Segment Start: RECORDED INFORMATION

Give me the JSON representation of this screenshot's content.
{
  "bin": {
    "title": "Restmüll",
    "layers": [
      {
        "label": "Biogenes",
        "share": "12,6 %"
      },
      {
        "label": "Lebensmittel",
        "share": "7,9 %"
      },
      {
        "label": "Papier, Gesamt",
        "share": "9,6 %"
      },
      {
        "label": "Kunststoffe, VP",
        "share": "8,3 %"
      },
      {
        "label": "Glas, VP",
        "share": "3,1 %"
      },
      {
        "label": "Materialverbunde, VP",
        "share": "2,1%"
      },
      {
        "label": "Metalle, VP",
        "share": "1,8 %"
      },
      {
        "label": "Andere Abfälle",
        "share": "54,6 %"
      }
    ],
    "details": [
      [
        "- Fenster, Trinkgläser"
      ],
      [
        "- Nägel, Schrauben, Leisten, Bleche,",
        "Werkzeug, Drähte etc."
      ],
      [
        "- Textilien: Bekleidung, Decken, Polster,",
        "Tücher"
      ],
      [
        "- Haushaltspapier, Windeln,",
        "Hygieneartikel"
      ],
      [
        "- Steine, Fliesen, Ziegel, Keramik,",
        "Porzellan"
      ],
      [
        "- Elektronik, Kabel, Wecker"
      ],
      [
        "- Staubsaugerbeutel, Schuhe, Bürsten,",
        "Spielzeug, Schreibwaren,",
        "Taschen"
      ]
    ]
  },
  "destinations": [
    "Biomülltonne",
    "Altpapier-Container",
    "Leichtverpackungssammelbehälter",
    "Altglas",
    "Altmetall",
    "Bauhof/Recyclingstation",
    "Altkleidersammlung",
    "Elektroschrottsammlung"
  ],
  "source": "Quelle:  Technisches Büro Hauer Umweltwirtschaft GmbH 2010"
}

Segment End: RECORDED INFORMATION

» **ABOUT THIS EXERCISE**:
All of the entries above need to be set down again exactly.

» **RESPONSE BELOW**:
Give me the JSON representation of this screenshot's content.
{
  "bin": {
    "title": "Restmüll",
    "layers": [
      {
        "label": "Biogenes",
        "share": "12,6 %"
      },
      {
        "label": "Lebensmittel",
        "share": "7,9 %"
      },
      {
        "label": "Papier, Gesamt",
        "share": "9,6 %"
      },
      {
        "label": "Kunststoffe, VP",
        "share": "8,3 %"
      },
      {
        "label": "Glas, VP",
        "share": "3,1 %"
      },
      {
        "label": "Materialverbunde, VP",
        "share": "2,1%"
      },
      {
        "label": "Metalle, VP",
        "share": "1,8 %"
      },
      {
        "label": "Andere Abfälle",
        "share": "54,6 %"
      }
    ],
    "details": [
      [
        "- Fenster, Trinkgläser"
      ],
      [
        "- Nägel, Schrauben, Leisten, Bleche,",
        "Werkzeug, Drähte etc."
      ],
      [
        "- Textilien: Bekleidung, Decken, Polster,",
        "Tücher"
      ],
      [
        "- Haushaltspapier, Windeln,",
        "Hygieneartikel"
      ],
      [
        "- Steine, Fliesen, Ziegel, Keramik,",
        "Porzellan"
      ],
      [
        "- Elektronik, Kabel, Wecker"
      ],
      [
        "- Staubsaugerbeutel, Schuhe, Bürsten,",
        "Spielzeug, Schreibwaren,",
        "Taschen"
      ]
    ]
  },
  "destinations": [
    "Biomülltonne",
    "Altpapier-Container",
    "Leichtverpackungssammelbehälter",
    "Altglas",
    "Altmetall",
    "Bauhof/Recyclingstation",
    "Altkleidersammlung",
    "Elektroschrottsammlung"
  ],
  "source": "Quelle:  Technisches Büro Hauer Umweltwirtschaft GmbH 2010"
}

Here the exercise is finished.